*The request*. Print the records again, character for character.

*Recorded data*.

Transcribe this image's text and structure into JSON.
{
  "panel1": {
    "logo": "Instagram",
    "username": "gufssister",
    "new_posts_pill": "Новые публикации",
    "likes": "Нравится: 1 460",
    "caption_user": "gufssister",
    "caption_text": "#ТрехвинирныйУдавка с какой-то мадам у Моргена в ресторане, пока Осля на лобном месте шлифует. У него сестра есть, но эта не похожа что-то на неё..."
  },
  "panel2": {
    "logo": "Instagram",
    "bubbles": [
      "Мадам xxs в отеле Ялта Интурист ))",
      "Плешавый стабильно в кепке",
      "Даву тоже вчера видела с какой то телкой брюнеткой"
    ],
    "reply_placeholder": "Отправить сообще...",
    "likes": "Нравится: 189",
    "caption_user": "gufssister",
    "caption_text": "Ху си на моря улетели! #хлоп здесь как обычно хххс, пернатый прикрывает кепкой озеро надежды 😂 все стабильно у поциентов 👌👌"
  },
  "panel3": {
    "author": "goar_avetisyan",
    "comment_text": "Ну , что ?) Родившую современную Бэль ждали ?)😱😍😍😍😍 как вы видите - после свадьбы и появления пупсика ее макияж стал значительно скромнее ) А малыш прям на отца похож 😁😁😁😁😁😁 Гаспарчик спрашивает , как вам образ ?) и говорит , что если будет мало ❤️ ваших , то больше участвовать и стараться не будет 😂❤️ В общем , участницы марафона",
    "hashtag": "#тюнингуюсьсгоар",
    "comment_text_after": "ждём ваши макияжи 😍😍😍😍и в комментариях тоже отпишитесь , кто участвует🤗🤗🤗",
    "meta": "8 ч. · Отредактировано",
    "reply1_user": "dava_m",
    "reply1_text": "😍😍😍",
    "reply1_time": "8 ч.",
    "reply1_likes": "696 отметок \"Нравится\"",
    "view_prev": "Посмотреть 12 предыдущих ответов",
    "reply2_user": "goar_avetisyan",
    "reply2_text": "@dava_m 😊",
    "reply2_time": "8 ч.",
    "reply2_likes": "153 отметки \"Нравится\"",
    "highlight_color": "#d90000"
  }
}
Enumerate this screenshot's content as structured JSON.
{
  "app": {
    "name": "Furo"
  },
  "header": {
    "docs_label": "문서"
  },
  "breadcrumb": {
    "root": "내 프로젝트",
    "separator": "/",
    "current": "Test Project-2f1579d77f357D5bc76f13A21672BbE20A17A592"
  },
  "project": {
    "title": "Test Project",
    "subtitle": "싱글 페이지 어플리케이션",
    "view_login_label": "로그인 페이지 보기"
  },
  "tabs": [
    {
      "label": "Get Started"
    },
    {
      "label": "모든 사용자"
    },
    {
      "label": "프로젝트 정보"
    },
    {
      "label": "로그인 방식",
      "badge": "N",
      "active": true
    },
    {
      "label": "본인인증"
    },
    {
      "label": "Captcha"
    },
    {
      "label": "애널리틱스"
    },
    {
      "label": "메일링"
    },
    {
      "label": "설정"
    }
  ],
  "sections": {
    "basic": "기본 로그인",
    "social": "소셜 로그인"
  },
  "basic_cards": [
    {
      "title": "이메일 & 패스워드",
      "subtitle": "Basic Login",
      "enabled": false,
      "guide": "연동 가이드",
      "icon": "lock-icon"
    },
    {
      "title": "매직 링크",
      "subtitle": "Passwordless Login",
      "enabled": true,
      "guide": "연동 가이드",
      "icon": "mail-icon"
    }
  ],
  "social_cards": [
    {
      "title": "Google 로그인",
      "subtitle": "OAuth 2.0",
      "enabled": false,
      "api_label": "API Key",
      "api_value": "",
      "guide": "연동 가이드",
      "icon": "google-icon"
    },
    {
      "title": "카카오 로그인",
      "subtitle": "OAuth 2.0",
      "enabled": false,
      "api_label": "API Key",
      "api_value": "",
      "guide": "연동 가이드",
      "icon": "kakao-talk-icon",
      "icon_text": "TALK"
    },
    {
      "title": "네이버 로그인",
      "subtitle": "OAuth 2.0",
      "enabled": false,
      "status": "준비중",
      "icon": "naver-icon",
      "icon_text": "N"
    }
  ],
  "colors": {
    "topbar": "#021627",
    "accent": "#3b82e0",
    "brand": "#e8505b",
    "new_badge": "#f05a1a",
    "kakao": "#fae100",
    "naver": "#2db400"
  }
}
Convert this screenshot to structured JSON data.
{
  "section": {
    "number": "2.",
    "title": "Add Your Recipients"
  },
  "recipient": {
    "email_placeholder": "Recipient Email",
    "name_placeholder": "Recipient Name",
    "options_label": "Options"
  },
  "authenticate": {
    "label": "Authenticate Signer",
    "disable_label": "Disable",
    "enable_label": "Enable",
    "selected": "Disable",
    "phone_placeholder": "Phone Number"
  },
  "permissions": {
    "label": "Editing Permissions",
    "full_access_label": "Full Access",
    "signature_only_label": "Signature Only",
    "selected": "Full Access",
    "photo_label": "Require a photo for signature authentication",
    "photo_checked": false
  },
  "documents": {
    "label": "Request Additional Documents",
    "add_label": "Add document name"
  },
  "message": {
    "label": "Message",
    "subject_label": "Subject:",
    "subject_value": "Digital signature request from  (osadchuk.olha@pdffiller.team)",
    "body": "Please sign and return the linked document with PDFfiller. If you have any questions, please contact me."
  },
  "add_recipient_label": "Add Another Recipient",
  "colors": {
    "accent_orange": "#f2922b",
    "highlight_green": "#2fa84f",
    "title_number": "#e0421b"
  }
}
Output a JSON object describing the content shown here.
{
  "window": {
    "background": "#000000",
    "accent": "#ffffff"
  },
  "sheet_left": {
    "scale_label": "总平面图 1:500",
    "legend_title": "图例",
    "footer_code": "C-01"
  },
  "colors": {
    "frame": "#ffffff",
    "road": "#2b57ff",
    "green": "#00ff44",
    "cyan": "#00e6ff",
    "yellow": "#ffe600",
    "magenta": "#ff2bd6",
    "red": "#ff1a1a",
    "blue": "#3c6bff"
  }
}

*Exercise solution*.
Transcribe this image's text and structure into JSON.
{
  "panel1": {
    "logo": "Instagram",
    "username": "gufssister",
    "new_posts_pill": "Новые публикации",
    "likes": "Нравится: 1 460",
    "caption_user": "gufssister",
    "caption_text": "#ТрехвинирныйУдавка с какой-то мадам у Моргена в ресторане, пока Осля на лобном месте шлифует. У него сестра есть, но эта не похожа что-то на неё..."
  },
  "panel2": {
    "logo": "Instagram",
    "bubbles": [
      "Мадам xxs в отеле Ялта Интурист ))",
      "Плешавый стабильно в кепке",
      "Даву тоже вчера видела с какой то телкой брюнеткой"
    ],
    "reply_placeholder": "Отправить сообще...",
    "likes": "Нравится: 189",
    "caption_user": "gufssister",
    "caption_text": "Ху си на моря улетели! #хлоп здесь как обычно хххс, пернатый прикрывает кепкой озеро надежды 😂 все стабильно у поциентов 👌👌"
  },
  "panel3": {
    "author": "goar_avetisyan",
    "comment_text": "Ну , что ?) Родившую современную Бэль ждали ?)😱😍😍😍😍 как вы видите - после свадьбы и появления пупсика ее макияж стал значительно скромнее ) А малыш прям на отца похож 😁😁😁😁😁😁 Гаспарчик спрашивает , как вам образ ?) и говорит , что если будет мало ❤️ ваших , то больше участвовать и стараться не будет 😂❤️ В общем , участницы марафона",
    "hashtag": "#тюнингуюсьсгоар",
    "comment_text_after": "ждём ваши макияжи 😍😍😍😍и в комментариях тоже отпишитесь , кто участвует🤗🤗🤗",
    "meta": "8 ч. · Отредактировано",
    "reply1_user": "dava_m",
    "reply1_text": "😍😍😍",
    "reply1_time": "8 ч.",
    "reply1_likes": "696 отметок \"Нравится\"",
    "view_prev": "Посмотреть 12 предыдущих ответов",
    "reply2_user": "goar_avetisyan",
    "reply2_text": "@dava_m 😊",
    "reply2_time": "8 ч.",
    "reply2_likes": "153 отметки \"Нравится\"",
    "highlight_color": "#d90000"
  }
}
Enumerate this screenshot's content as structured JSON.
{
  "app": {
    "name": "Furo"
  },
  "header": {
    "docs_label": "문서"
  },
  "breadcrumb": {
    "root": "내 프로젝트",
    "separator": "/",
    "current": "Test Project-2f1579d77f357D5bc76f13A21672BbE20A17A592"
  },
  "project": {
    "title": "Test Project",
    "subtitle": "싱글 페이지 어플리케이션",
    "view_login_label": "로그인 페이지 보기"
  },
  "tabs": [
    {
      "label": "Get Started"
    },
    {
      "label": "모든 사용자"
    },
    {
      "label": "프로젝트 정보"
    },
    {
      "label": "로그인 방식",
      "badge": "N",
      "active": true
    },
    {
      "label": "본인인증"
    },
    {
      "label": "Captcha"
    },
    {
      "label": "애널리틱스"
    },
    {
      "label": "메일링"
    },
    {
      "label": "설정"
    }
  ],
  "sections": {
    "basic": "기본 로그인",
    "social": "소셜 로그인"
  },
  "basic_cards": [
    {
      "title": "이메일 & 패스워드",
      "subtitle": "Basic Login",
      "enabled": false,
      "guide": "연동 가이드",
      "icon": "lock-icon"
    },
    {
      "title": "매직 링크",
      "subtitle": "Passwordless Login",
      "enabled": true,
      "guide": "연동 가이드",
      "icon": "mail-icon"
    }
  ],
  "social_cards": [
    {
      "title": "Google 로그인",
      "subtitle": "OAuth 2.0",
      "enabled": false,
      "api_label": "API Key",
      "api_value": "",
      "guide": "연동 가이드",
      "icon": "google-icon"
    },
    {
      "title": "카카오 로그인",
      "subtitle": "OAuth 2.0",
      "enabled": false,
      "api_label": "API Key",
      "api_value": "",
      "guide": "연동 가이드",
      "icon": "kakao-talk-icon",
      "icon_text": "TALK"
    },
    {
      "title": "네이버 로그인",
      "subtitle": "OAuth 2.0",
      "enabled": false,
      "status": "준비중",
      "icon": "naver-icon",
      "icon_text": "N"
    }
  ],
  "colors": {
    "topbar": "#021627",
    "accent": "#3b82e0",
    "brand": "#e8505b",
    "new_badge": "#f05a1a",
    "kakao": "#fae100",
    "naver": "#2db400"
  }
}
Convert this screenshot to structured JSON data.
{
  "section": {
    "number": "2.",
    "title": "Add Your Recipients"
  },
  "recipient": {
    "email_placeholder": "Recipient Email",
    "name_placeholder": "Recipient Name",
    "options_label": "Options"
  },
  "authenticate": {
    "label": "Authenticate Signer",
    "disable_label": "Disable",
    "enable_label": "Enable",
    "selected": "Disable",
    "phone_placeholder": "Phone Number"
  },
  "permissions": {
    "label": "Editing Permissions",
    "full_access_label": "Full Access",
    "signature_only_label": "Signature Only",
    "selected": "Full Access",
    "photo_label": "Require a photo for signature authentication",
    "photo_checked": false
  },
  "documents": {
    "label": "Request Additional Documents",
    "add_label": "Add document name"
  },
  "message": {
    "label": "Message",
    "subject_label": "Subject:",
    "subject_value": "Digital signature request from  (osadchuk.olha@pdffiller.team)",
    "body": "Please sign and return the linked document with PDFfiller. If you have any questions, please contact me."
  },
  "add_recipient_label": "Add Another Recipient",
  "colors": {
    "accent_orange": "#f2922b",
    "highlight_green": "#2fa84f",
    "title_number": "#e0421b"
  }
}
Output a JSON object describing the content shown here.
{
  "window": {
    "background": "#000000",
    "accent": "#ffffff"
  },
  "sheet_left": {
    "scale_label": "总平面图 1:500",
    "legend_title": "图例",
    "footer_code": "C-01"
  },
  "colors": {
    "frame": "#ffffff",
    "road": "#2b57ff",
    "green": "#00ff44",
    "cyan": "#00e6ff",
    "yellow": "#ffe600",
    "magenta": "#ff2bd6",
    "red": "#ff1a1a",
    "blue": "#3c6bff"
  }
}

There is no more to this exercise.